Data to use -
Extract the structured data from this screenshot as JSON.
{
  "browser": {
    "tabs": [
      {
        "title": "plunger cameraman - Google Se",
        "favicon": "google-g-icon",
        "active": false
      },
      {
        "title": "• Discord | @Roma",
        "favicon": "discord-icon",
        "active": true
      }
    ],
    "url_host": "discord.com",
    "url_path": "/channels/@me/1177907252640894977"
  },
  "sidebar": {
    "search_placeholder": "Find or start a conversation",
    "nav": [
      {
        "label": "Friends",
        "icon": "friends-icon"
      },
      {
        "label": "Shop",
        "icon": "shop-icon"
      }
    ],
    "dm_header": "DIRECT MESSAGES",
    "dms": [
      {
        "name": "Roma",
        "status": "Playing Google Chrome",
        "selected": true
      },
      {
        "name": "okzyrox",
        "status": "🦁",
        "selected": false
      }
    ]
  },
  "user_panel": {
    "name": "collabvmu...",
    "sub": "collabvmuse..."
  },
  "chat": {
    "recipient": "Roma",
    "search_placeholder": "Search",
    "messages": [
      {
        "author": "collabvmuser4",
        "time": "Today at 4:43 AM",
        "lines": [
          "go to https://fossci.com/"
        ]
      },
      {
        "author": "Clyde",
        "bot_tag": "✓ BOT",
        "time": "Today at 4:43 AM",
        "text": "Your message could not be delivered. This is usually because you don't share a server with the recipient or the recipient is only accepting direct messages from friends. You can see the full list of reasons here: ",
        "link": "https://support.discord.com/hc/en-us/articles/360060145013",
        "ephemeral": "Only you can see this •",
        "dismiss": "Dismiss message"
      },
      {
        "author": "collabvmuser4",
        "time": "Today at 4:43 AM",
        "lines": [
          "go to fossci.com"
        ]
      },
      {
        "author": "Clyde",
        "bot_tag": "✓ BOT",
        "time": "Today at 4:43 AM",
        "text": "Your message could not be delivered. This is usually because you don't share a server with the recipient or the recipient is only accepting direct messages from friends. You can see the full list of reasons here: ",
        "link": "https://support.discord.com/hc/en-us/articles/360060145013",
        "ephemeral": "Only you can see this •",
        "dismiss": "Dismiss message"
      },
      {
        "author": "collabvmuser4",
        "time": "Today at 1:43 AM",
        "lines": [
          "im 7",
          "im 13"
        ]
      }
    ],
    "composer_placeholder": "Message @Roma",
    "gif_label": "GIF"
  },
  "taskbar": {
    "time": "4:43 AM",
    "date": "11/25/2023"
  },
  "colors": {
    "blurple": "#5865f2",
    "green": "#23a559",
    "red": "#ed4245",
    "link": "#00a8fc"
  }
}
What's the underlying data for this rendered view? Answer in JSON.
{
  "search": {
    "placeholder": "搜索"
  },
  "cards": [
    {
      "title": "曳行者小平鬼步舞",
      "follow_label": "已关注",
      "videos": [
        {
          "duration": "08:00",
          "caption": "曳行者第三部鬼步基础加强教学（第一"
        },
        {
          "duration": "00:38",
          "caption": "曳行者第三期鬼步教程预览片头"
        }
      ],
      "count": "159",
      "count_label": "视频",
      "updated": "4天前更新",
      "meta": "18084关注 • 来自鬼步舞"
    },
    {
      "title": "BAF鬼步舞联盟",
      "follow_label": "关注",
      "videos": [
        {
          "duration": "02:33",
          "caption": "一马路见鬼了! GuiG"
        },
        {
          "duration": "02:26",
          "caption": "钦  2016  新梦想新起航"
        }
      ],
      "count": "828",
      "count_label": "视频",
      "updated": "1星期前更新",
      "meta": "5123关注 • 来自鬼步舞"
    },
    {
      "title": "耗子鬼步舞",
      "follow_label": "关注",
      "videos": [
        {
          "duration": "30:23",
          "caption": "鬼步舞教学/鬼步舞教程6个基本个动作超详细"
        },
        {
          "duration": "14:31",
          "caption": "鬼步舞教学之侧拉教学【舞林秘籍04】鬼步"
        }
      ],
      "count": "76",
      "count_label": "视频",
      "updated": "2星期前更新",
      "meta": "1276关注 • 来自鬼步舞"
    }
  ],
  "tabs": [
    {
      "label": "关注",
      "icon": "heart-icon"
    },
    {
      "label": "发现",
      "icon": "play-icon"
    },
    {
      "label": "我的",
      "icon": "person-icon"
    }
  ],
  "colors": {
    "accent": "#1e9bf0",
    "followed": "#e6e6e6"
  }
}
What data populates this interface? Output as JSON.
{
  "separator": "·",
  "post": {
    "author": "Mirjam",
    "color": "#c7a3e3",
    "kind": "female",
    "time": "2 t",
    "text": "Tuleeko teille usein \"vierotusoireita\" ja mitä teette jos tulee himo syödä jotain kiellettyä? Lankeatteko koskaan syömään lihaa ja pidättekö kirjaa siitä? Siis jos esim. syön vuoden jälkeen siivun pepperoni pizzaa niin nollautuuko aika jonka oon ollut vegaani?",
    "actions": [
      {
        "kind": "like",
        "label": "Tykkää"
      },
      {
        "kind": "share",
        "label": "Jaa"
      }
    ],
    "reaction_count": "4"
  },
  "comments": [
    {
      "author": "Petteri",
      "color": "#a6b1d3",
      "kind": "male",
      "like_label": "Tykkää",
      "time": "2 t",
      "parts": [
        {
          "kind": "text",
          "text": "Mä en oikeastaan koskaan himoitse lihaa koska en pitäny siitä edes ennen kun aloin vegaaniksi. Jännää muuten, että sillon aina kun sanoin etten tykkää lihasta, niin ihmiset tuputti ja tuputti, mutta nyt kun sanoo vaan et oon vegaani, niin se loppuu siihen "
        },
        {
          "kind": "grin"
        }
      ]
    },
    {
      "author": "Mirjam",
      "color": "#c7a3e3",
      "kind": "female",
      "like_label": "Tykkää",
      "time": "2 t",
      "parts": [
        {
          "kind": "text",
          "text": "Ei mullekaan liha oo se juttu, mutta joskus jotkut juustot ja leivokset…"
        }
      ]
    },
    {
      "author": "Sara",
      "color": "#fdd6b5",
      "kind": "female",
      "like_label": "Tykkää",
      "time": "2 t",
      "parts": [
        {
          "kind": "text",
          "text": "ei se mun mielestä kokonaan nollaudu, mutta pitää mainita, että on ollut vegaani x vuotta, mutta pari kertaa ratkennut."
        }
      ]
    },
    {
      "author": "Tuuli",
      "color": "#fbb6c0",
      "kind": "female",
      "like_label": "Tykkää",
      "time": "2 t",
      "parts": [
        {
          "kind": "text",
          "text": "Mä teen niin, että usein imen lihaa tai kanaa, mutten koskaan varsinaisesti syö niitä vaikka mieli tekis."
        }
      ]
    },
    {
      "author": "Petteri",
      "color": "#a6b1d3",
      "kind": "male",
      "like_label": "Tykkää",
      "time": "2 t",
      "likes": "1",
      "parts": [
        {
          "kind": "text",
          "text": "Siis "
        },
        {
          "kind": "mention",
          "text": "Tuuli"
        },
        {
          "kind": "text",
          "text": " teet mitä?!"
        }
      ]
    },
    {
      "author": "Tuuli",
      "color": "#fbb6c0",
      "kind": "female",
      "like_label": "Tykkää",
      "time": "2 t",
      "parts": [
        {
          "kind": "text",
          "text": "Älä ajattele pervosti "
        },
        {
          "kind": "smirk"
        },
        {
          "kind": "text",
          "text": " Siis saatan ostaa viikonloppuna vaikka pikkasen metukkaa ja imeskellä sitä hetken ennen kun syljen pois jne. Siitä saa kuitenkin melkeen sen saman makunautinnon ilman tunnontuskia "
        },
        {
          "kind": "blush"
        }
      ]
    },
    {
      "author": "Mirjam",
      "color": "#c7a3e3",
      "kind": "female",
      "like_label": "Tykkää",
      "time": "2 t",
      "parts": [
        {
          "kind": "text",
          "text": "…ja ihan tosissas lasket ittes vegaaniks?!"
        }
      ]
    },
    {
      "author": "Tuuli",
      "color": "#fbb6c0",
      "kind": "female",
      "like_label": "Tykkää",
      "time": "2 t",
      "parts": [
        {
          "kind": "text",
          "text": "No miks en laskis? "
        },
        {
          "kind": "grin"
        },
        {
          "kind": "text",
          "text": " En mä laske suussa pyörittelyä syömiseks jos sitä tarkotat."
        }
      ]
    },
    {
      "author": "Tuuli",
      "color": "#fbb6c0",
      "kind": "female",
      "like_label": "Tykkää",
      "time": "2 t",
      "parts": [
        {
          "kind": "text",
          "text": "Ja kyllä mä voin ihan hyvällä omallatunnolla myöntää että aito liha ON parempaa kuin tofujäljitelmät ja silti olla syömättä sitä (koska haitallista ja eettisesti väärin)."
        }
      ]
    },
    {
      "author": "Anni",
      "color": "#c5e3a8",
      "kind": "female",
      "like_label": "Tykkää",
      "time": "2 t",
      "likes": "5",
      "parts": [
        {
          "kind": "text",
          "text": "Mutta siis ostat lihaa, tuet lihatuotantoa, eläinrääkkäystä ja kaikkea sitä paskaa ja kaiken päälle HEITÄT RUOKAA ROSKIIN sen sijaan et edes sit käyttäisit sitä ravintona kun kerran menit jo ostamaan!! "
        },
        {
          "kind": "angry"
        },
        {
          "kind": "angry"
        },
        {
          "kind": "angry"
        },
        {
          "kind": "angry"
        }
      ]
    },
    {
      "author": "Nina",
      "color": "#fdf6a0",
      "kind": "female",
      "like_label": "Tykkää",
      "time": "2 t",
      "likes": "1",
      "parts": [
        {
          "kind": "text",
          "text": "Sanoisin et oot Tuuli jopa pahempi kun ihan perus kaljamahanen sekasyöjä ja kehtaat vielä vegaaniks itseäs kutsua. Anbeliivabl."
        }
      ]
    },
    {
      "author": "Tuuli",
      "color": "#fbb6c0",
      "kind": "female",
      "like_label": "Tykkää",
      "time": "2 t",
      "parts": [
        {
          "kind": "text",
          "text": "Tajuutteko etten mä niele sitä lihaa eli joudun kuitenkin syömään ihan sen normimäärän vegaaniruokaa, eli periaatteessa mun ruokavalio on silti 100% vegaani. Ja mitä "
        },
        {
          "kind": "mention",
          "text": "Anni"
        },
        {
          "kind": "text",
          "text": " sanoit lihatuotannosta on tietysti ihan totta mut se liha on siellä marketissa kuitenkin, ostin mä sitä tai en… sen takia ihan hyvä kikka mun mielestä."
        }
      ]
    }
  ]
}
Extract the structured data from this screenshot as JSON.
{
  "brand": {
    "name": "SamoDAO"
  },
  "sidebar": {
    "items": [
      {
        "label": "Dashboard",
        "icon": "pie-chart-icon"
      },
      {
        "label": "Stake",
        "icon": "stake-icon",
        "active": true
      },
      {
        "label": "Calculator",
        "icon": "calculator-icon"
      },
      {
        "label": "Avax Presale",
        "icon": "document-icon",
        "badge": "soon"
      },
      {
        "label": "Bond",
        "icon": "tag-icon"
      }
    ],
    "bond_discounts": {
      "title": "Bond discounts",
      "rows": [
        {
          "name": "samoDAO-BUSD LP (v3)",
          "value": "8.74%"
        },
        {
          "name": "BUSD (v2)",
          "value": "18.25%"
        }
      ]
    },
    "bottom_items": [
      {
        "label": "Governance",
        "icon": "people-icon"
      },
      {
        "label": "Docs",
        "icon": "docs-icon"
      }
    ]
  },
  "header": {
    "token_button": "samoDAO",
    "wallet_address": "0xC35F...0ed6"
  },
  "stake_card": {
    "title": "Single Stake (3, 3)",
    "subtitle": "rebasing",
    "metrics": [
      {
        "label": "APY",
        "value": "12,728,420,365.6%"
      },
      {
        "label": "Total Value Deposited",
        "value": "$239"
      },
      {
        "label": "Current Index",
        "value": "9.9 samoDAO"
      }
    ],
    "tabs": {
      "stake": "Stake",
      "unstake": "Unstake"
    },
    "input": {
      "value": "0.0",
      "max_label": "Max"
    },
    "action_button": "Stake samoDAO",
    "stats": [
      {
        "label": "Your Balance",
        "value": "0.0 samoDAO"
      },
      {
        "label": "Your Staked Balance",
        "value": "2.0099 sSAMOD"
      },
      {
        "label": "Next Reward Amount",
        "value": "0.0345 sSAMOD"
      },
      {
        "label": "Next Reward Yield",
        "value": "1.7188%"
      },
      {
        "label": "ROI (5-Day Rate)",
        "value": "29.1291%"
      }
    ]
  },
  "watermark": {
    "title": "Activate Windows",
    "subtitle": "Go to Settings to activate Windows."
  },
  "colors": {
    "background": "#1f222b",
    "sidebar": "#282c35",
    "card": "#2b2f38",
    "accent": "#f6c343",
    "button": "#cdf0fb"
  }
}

Required work -
Pull out every line in the material above where "favicon" occurs.

Answer to the problem -
        "favicon": "google-g-icon",
        "favicon": "discord-icon",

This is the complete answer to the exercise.